▶ **TASK PROMPT**
Quote the data below in full, please, without altering anything.

Figure record extracts

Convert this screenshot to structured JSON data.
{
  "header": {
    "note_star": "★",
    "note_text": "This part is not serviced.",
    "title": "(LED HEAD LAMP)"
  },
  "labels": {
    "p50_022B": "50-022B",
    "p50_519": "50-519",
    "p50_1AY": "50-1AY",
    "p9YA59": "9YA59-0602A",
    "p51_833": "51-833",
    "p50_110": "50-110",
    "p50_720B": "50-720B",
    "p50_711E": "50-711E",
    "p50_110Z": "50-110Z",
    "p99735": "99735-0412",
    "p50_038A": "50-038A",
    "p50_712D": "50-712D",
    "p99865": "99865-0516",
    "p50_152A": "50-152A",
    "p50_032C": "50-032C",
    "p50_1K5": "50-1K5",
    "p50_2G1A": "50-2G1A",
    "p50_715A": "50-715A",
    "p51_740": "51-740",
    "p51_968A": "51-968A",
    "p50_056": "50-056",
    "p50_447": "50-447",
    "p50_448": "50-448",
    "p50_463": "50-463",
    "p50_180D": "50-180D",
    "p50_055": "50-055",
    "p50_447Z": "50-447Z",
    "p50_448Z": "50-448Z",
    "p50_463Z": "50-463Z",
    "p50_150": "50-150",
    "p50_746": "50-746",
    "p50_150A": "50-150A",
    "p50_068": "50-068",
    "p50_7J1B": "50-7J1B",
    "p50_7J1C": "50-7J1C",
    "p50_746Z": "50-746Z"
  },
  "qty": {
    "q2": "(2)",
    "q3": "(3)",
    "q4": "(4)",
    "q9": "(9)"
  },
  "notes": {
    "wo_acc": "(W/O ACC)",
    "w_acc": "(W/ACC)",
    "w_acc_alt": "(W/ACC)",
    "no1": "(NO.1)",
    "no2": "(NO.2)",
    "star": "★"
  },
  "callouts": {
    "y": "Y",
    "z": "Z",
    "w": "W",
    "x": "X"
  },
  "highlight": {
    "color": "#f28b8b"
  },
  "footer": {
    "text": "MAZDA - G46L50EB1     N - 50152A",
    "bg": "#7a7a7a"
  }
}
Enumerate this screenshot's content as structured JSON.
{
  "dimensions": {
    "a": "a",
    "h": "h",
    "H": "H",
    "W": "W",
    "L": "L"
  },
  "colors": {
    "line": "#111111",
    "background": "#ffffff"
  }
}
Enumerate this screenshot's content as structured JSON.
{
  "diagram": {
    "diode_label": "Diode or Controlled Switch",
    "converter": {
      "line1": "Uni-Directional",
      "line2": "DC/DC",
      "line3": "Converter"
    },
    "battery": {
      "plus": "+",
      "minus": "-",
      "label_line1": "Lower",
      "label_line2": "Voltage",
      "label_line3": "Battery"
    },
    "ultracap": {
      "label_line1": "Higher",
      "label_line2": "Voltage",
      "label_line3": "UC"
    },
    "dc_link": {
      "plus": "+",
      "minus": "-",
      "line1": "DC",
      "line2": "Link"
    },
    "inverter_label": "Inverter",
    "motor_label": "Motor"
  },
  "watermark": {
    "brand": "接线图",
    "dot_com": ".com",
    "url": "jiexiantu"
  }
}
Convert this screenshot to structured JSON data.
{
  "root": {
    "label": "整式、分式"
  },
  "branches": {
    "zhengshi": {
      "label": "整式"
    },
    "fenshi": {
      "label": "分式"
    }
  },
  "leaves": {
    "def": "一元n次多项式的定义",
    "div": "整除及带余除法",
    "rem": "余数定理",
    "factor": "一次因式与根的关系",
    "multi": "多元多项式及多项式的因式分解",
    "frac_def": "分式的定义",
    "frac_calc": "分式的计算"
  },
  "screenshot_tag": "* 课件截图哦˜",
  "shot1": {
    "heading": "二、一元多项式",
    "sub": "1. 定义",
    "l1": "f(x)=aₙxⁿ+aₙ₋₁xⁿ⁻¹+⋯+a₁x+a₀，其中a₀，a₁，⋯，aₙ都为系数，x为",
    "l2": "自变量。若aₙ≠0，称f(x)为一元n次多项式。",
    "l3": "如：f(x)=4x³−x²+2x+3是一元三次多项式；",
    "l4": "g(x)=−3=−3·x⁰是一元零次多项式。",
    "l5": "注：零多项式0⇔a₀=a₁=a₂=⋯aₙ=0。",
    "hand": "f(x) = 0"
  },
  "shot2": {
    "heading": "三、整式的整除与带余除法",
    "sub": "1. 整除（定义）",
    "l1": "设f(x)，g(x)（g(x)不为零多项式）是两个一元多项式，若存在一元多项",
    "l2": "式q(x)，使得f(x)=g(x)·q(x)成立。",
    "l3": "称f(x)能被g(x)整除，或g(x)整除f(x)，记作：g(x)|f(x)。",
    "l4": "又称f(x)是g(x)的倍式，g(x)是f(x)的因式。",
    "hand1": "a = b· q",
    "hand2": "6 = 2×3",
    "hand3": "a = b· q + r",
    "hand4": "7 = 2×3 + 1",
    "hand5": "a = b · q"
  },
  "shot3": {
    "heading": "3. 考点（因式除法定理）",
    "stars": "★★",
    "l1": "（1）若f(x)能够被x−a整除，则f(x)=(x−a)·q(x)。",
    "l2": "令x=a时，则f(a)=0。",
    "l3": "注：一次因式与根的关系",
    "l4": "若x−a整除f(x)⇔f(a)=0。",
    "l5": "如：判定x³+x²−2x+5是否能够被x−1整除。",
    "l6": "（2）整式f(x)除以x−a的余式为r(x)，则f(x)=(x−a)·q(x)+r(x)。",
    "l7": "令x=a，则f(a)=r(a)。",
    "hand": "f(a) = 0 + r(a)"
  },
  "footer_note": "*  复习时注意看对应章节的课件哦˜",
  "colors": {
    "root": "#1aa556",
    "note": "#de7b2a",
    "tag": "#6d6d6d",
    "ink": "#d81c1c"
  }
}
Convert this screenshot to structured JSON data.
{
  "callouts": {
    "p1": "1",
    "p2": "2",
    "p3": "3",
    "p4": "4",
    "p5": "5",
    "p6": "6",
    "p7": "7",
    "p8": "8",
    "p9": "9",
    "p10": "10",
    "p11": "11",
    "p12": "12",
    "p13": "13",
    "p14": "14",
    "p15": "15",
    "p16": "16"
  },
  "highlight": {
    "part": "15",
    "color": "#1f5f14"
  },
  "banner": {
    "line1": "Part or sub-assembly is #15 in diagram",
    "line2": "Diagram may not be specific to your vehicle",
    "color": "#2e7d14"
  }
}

▶ **ANSWER FOR THE TASK**
Convert this screenshot to structured JSON data.
{
  "header": {
    "note_star": "★",
    "note_text": "This part is not serviced.",
    "title": "(LED HEAD LAMP)"
  },
  "labels": {
    "p50_022B": "50-022B",
    "p50_519": "50-519",
    "p50_1AY": "50-1AY",
    "p9YA59": "9YA59-0602A",
    "p51_833": "51-833",
    "p50_110": "50-110",
    "p50_720B": "50-720B",
    "p50_711E": "50-711E",
    "p50_110Z": "50-110Z",
    "p99735": "99735-0412",
    "p50_038A": "50-038A",
    "p50_712D": "50-712D",
    "p99865": "99865-0516",
    "p50_152A": "50-152A",
    "p50_032C": "50-032C",
    "p50_1K5": "50-1K5",
    "p50_2G1A": "50-2G1A",
    "p50_715A": "50-715A",
    "p51_740": "51-740",
    "p51_968A": "51-968A",
    "p50_056": "50-056",
    "p50_447": "50-447",
    "p50_448": "50-448",
    "p50_463": "50-463",
    "p50_180D": "50-180D",
    "p50_055": "50-055",
    "p50_447Z": "50-447Z",
    "p50_448Z": "50-448Z",
    "p50_463Z": "50-463Z",
    "p50_150": "50-150",
    "p50_746": "50-746",
    "p50_150A": "50-150A",
    "p50_068": "50-068",
    "p50_7J1B": "50-7J1B",
    "p50_7J1C": "50-7J1C",
    "p50_746Z": "50-746Z"
  },
  "qty": {
    "q2": "(2)",
    "q3": "(3)",
    "q4": "(4)",
    "q9": "(9)"
  },
  "notes": {
    "wo_acc": "(W/O ACC)",
    "w_acc": "(W/ACC)",
    "w_acc_alt": "(W/ACC)",
    "no1": "(NO.1)",
    "no2": "(NO.2)",
    "star": "★"
  },
  "callouts": {
    "y": "Y",
    "z": "Z",
    "w": "W",
    "x": "X"
  },
  "highlight": {
    "color": "#f28b8b"
  },
  "footer": {
    "text": "MAZDA - G46L50EB1     N - 50152A",
    "bg": "#7a7a7a"
  }
}
Enumerate this screenshot's content as structured JSON.
{
  "dimensions": {
    "a": "a",
    "h": "h",
    "H": "H",
    "W": "W",
    "L": "L"
  },
  "colors": {
    "line": "#111111",
    "background": "#ffffff"
  }
}
Enumerate this screenshot's content as structured JSON.
{
  "diagram": {
    "diode_label": "Diode or Controlled Switch",
    "converter": {
      "line1": "Uni-Directional",
      "line2": "DC/DC",
      "line3": "Converter"
    },
    "battery": {
      "plus": "+",
      "minus": "-",
      "label_line1": "Lower",
      "label_line2": "Voltage",
      "label_line3": "Battery"
    },
    "ultracap": {
      "label_line1": "Higher",
      "label_line2": "Voltage",
      "label_line3": "UC"
    },
    "dc_link": {
      "plus": "+",
      "minus": "-",
      "line1": "DC",
      "line2": "Link"
    },
    "inverter_label": "Inverter",
    "motor_label": "Motor"
  },
  "watermark": {
    "brand": "接线图",
    "dot_com": ".com",
    "url": "jiexiantu"
  }
}
Convert this screenshot to structured JSON data.
{
  "root": {
    "label": "整式、分式"
  },
  "branches": {
    "zhengshi": {
      "label": "整式"
    },
    "fenshi": {
      "label": "分式"
    }
  },
  "leaves": {
    "def": "一元n次多项式的定义",
    "div": "整除及带余除法",
    "rem": "余数定理",
    "factor": "一次因式与根的关系",
    "multi": "多元多项式及多项式的因式分解",
    "frac_def": "分式的定义",
    "frac_calc": "分式的计算"
  },
  "screenshot_tag": "* 课件截图哦˜",
  "shot1": {
    "heading": "二、一元多项式",
    "sub": "1. 定义",
    "l1": "f(x)=aₙxⁿ+aₙ₋₁xⁿ⁻¹+⋯+a₁x+a₀，其中a₀，a₁，⋯，aₙ都为系数，x为",
    "l2": "自变量。若aₙ≠0，称f(x)为一元n次多项式。",
    "l3": "如：f(x)=4x³−x²+2x+3是一元三次多项式；",
    "l4": "g(x)=−3=−3·x⁰是一元零次多项式。",
    "l5": "注：零多项式0⇔a₀=a₁=a₂=⋯aₙ=0。",
    "hand": "f(x) = 0"
  },
  "shot2": {
    "heading": "三、整式的整除与带余除法",
    "sub": "1. 整除（定义）",
    "l1": "设f(x)，g(x)（g(x)不为零多项式）是两个一元多项式，若存在一元多项",
    "l2": "式q(x)，使得f(x)=g(x)·q(x)成立。",
    "l3": "称f(x)能被g(x)整除，或g(x)整除f(x)，记作：g(x)|f(x)。",
    "l4": "又称f(x)是g(x)的倍式，g(x)是f(x)的因式。",
    "hand1": "a = b· q",
    "hand2": "6 = 2×3",
    "hand3": "a = b· q + r",
    "hand4": "7 = 2×3 + 1",
    "hand5": "a = b · q"
  },
  "shot3": {
    "heading": "3. 考点（因式除法定理）",
    "stars": "★★",
    "l1": "（1）若f(x)能够被x−a整除，则f(x)=(x−a)·q(x)。",
    "l2": "令x=a时，则f(a)=0。",
    "l3": "注：一次因式与根的关系",
    "l4": "若x−a整除f(x)⇔f(a)=0。",
    "l5": "如：判定x³+x²−2x+5是否能够被x−1整除。",
    "l6": "（2）整式f(x)除以x−a的余式为r(x)，则f(x)=(x−a)·q(x)+r(x)。",
    "l7": "令x=a，则f(a)=r(a)。",
    "hand": "f(a) = 0 + r(a)"
  },
  "footer_note": "*  复习时注意看对应章节的课件哦˜",
  "colors": {
    "root": "#1aa556",
    "note": "#de7b2a",
    "tag": "#6d6d6d",
    "ink": "#d81c1c"
  }
}
Convert this screenshot to structured JSON data.
{
  "callouts": {
    "p1": "1",
    "p2": "2",
    "p3": "3",
    "p4": "4",
    "p5": "5",
    "p6": "6",
    "p7": "7",
    "p8": "8",
    "p9": "9",
    "p10": "10",
    "p11": "11",
    "p12": "12",
    "p13": "13",
    "p14": "14",
    "p15": "15",
    "p16": "16"
  },
  "highlight": {
    "part": "15",
    "color": "#1f5f14"
  },
  "banner": {
    "line1": "Part or sub-assembly is #15 in diagram",
    "line2": "Diagram may not be specific to your vehicle",
    "color": "#2e7d14"
  }
}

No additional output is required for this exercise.